* [Given task]
Write out the data below exactly as given, without any of its pictures.

BEGIN Supplied records

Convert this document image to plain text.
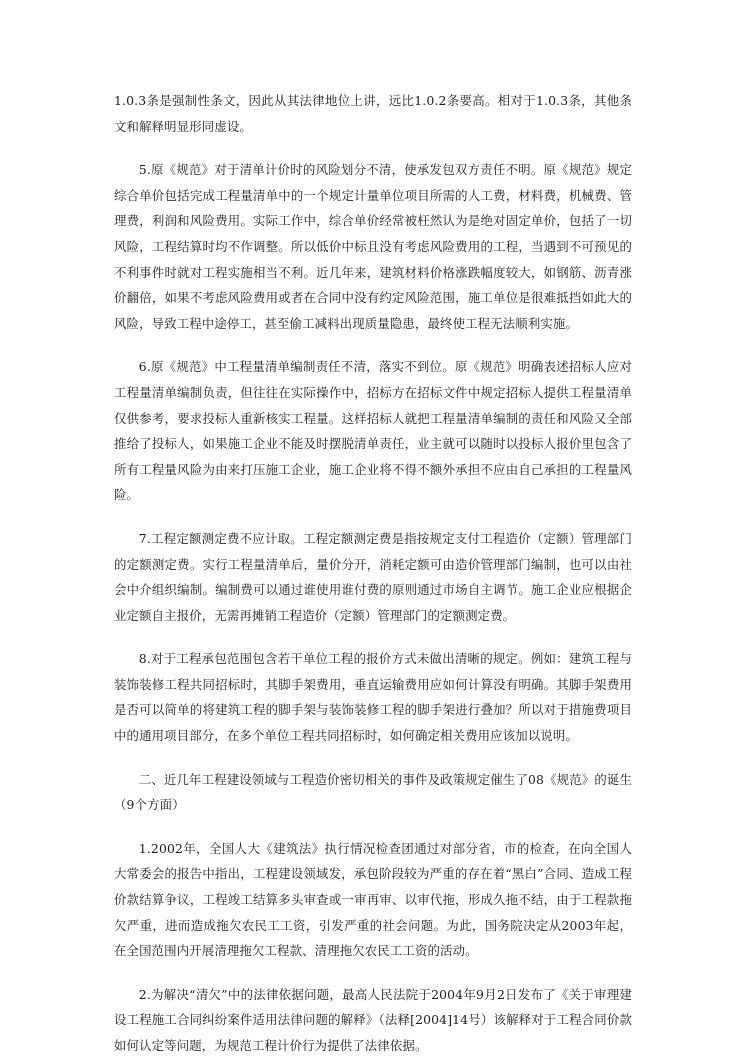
1.0.3条是强制性条文，因此从其法律地位上讲，远比1.0.2条要高。相对于1.0.3条，其他条文和解释明显形同虚设。

5.原《规范》对于清单计价时的风险划分不清，使承发包双方责任不明。原《规范》规定综合单价包括完成工程量清单中的一个规定计量单位项目所需的人工费，材料费，机械费、管理费，利润和风险费用。实际工作中，综合单价经常被枉然认为是绝对固定单价，包括了一切风险，工程结算时均不作调整。所以低价中标且没有考虑风险费用的工程，当遇到不可预见的不利事件时就对工程实施相当不利。近几年来，建筑材料价格涨跌幅度较大，如钢筋、沥青涨价翻倍，如果不考虑风险费用或者在合同中没有约定风险范围，施工单位是很难抵挡如此大的风险，导致工程中途停工，甚至偷工减料出现质量隐患，最终使工程无法顺利实施。

6.原《规范》中工程量清单编制责任不清，落实不到位。原《规范》明确表述招标人应对工程量清单编制负责，但往往在实际操作中，招标方在招标文件中规定招标人提供工程量清单仅供参考，要求投标人重新核实工程量。这样招标人就把工程量清单编制的责任和风险又全部推给了投标人，如果施工企业不能及时摆脱清单责任，业主就可以随时以投标人报价里包含了所有工程量风险为由来打压施工企业，施工企业将不得不额外承担不应由自己承担的工程量风险。

7.工程定额测定费不应计取。工程定额测定费是指按规定支付工程造价（定额）管理部门的定额测定费。实行工程量清单后，量价分开，消耗定额可由造价管理部门编制，也可以由社会中介组织编制。编制费可以通过谁使用谁付费的原则通过市场自主调节。施工企业应根据企业定额自主报价，无需再摊销工程造价（定额）管理部门的定额测定费。

8.对于工程承包范围包含若干单位工程的报价方式未做出清晰的规定。例如：建筑工程与装饰装修工程共同招标时，其脚手架费用，垂直运输费用应如何计算没有明确。其脚手架费用是否可以简单的将建筑工程的脚手架与装饰装修工程的脚手架进行叠加？所以对于措施费项目中的通用项目部分，在多个单位工程共同招标时，如何确定相关费用应该加以说明。

二、近几年工程建设领域与工程造价密切相关的事件及政策规定催生了08《规范》的诞生（9个方面）

1.2002年，全国人大《建筑法》执行情况检查团通过对部分省，市的检查，在向全国人大常委会的报告中指出，工程建设领域发，承包阶段较为严重的存在着“黑白”合同、造成工程价款结算争议，工程竣工结算多头审查或一审再审、以审代拖，形成久拖不结，由于工程款拖欠严重，进而造成拖欠农民工工资，引发严重的社会问题。为此，国务院决定从2003年起，在全国范围内开展清理拖欠工程款、清理拖欠农民工工资的活动。

2.为解决“清欠”中的法律依据问题，最高人民法院于2004年9月2日发布了《关于审理建设工程施工合同纠纷案件适用法律问题的解释》（法释[2004]14号）该解释对于工程合同价款如何认定等问题，为规范工程计价行为提供了法律依据。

END Supplied records

* [Result of this exercise]
Convert this document image to plain text.
1.0.3条是强制性条文，因此从其法律地位上讲，远比1.0.2条要高。相对于1.0.3条，其他条文和解释明显形同虚设。

5.原《规范》对于清单计价时的风险划分不清，使承发包双方责任不明。原《规范》规定综合单价包括完成工程量清单中的一个规定计量单位项目所需的人工费，材料费，机械费、管理费，利润和风险费用。实际工作中，综合单价经常被枉然认为是绝对固定单价，包括了一切风险，工程结算时均不作调整。所以低价中标且没有考虑风险费用的工程，当遇到不可预见的不利事件时就对工程实施相当不利。近几年来，建筑材料价格涨跌幅度较大，如钢筋、沥青涨价翻倍，如果不考虑风险费用或者在合同中没有约定风险范围，施工单位是很难抵挡如此大的风险，导致工程中途停工，甚至偷工减料出现质量隐患，最终使工程无法顺利实施。

6.原《规范》中工程量清单编制责任不清，落实不到位。原《规范》明确表述招标人应对工程量清单编制负责，但往往在实际操作中，招标方在招标文件中规定招标人提供工程量清单仅供参考，要求投标人重新核实工程量。这样招标人就把工程量清单编制的责任和风险又全部推给了投标人，如果施工企业不能及时摆脱清单责任，业主就可以随时以投标人报价里包含了所有工程量风险为由来打压施工企业，施工企业将不得不额外承担不应由自己承担的工程量风险。

7.工程定额测定费不应计取。工程定额测定费是指按规定支付工程造价（定额）管理部门的定额测定费。实行工程量清单后，量价分开，消耗定额可由造价管理部门编制，也可以由社会中介组织编制。编制费可以通过谁使用谁付费的原则通过市场自主调节。施工企业应根据企业定额自主报价，无需再摊销工程造价（定额）管理部门的定额测定费。

8.对于工程承包范围包含若干单位工程的报价方式未做出清晰的规定。例如：建筑工程与装饰装修工程共同招标时，其脚手架费用，垂直运输费用应如何计算没有明确。其脚手架费用是否可以简单的将建筑工程的脚手架与装饰装修工程的脚手架进行叠加？所以对于措施费项目中的通用项目部分，在多个单位工程共同招标时，如何确定相关费用应该加以说明。

二、近几年工程建设领域与工程造价密切相关的事件及政策规定催生了08《规范》的诞生（9个方面）

1.2002年，全国人大《建筑法》执行情况检查团通过对部分省，市的检查，在向全国人大常委会的报告中指出，工程建设领域发，承包阶段较为严重的存在着“黑白”合同、造成工程价款结算争议，工程竣工结算多头审查或一审再审、以审代拖，形成久拖不结，由于工程款拖欠严重，进而造成拖欠农民工工资，引发严重的社会问题。为此，国务院决定从2003年起，在全国范围内开展清理拖欠工程款、清理拖欠农民工工资的活动。

2.为解决“清欠”中的法律依据问题，最高人民法院于2004年9月2日发布了《关于审理建设工程施工合同纠纷案件适用法律问题的解释》（法释[2004]14号）该解释对于工程合同价款如何认定等问题，为规范工程计价行为提供了法律依据。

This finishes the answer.